Description of the task: The expected answer is the data below, printed verbatim without its pictures.

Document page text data

++++++++

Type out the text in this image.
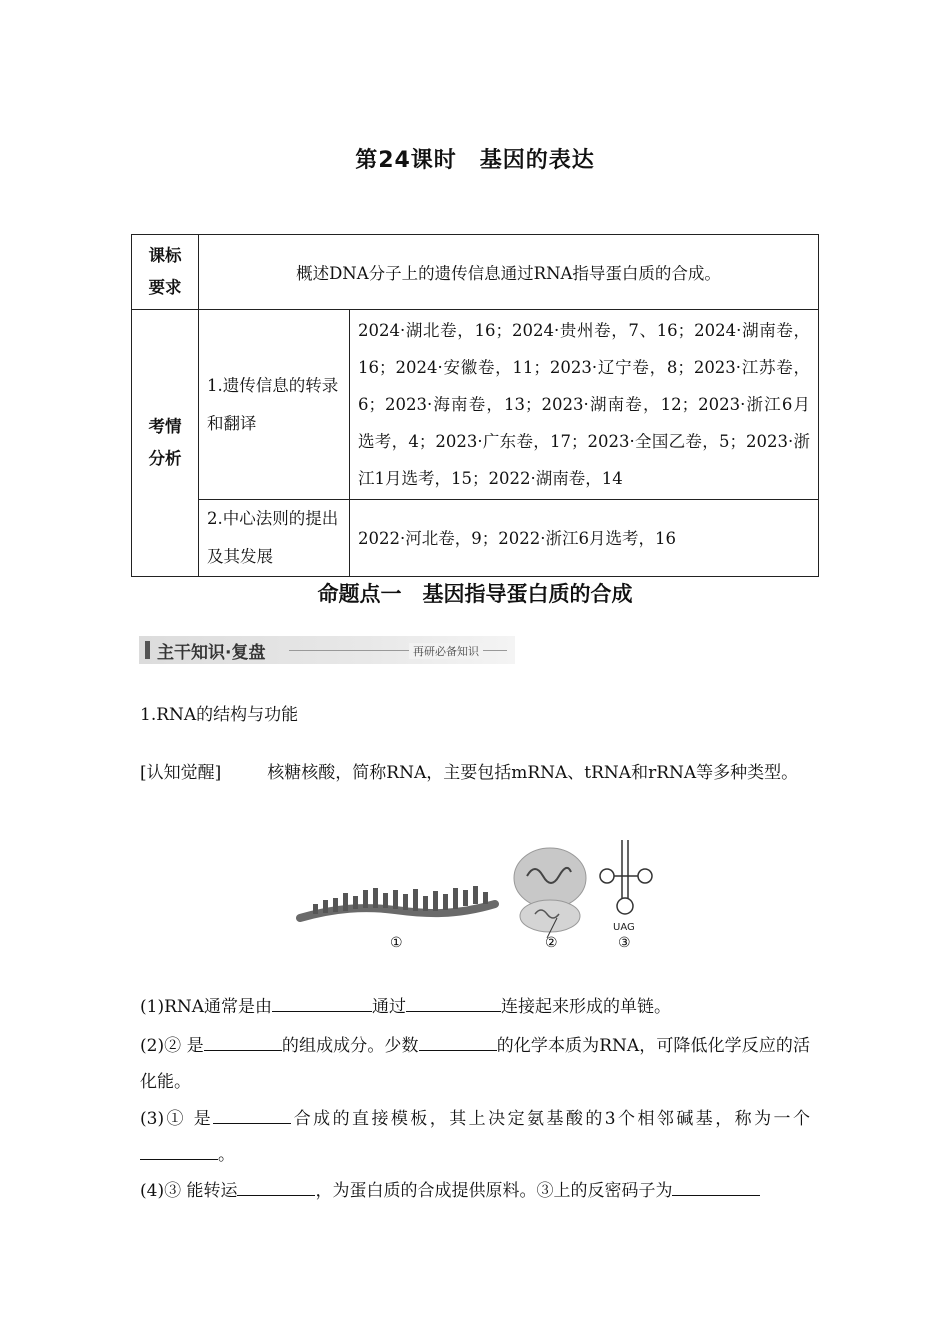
第24课时　基因的表达
课标
要求	概述DNA分子上的遗传信息通过RNA指导蛋白质的合成。	

考情
分析	1.遗传信息的转录和翻译	2024·湖北卷，16；2024·贵州卷，7、16；2024·湖南卷，16；2024·安徽卷，11；2023·辽宁卷，8；2023·江苏卷，6；2023·海南卷，13；2023·湖南卷，12；2023·浙江6月选考，4；2023·广东卷，17；2023·全国乙卷，5；2023·浙江1月选考，15；2022·湖南卷，14
	2.中心法则的提出及其发展	2022·河北卷，9；2022·浙江6月选考，16
命题点一　基因指导蛋白质的合成
主干知识·复盘	再研必备知识
1.RNA的结构与功能
[认知觉醒]	核糖核酸，简称RNA，主要包括mRNA、tRNA和rRNA等多种类型。
UAG
①	②	③
(1)RNA通常是由	通过	连接起来形成的单链。
(2)② 是	的组成成分。少数	的化学本质为RNA，可降低化学反应的活化能。
(3)① 是	合成的直接模板，其上决定氨基酸的3个相邻碱基，称为一个。
(4)③ 能转运	，为蛋白质的合成提供原料。③上的反密码子为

++++++++

Solution to the exercise:
Type out the text in this image.
第24课时　基因的表达
课标
要求	概述DNA分子上的遗传信息通过RNA指导蛋白质的合成。	

考情
分析	1.遗传信息的转录和翻译	2024·湖北卷，16；2024·贵州卷，7、16；2024·湖南卷，16；2024·安徽卷，11；2023·辽宁卷，8；2023·江苏卷，6；2023·海南卷，13；2023·湖南卷，12；2023·浙江6月选考，4；2023·广东卷，17；2023·全国乙卷，5；2023·浙江1月选考，15；2022·湖南卷，14
	2.中心法则的提出及其发展	2022·河北卷，9；2022·浙江6月选考，16
命题点一　基因指导蛋白质的合成
主干知识·复盘	再研必备知识
1.RNA的结构与功能
[认知觉醒]	核糖核酸，简称RNA，主要包括mRNA、tRNA和rRNA等多种类型。
UAG
①	②	③
(1)RNA通常是由	通过	连接起来形成的单链。
(2)② 是	的组成成分。少数	的化学本质为RNA，可降低化学反应的活化能。
(3)① 是	合成的直接模板，其上决定氨基酸的3个相邻碱基，称为一个。
(4)③ 能转运	，为蛋白质的合成提供原料。③上的反密码子为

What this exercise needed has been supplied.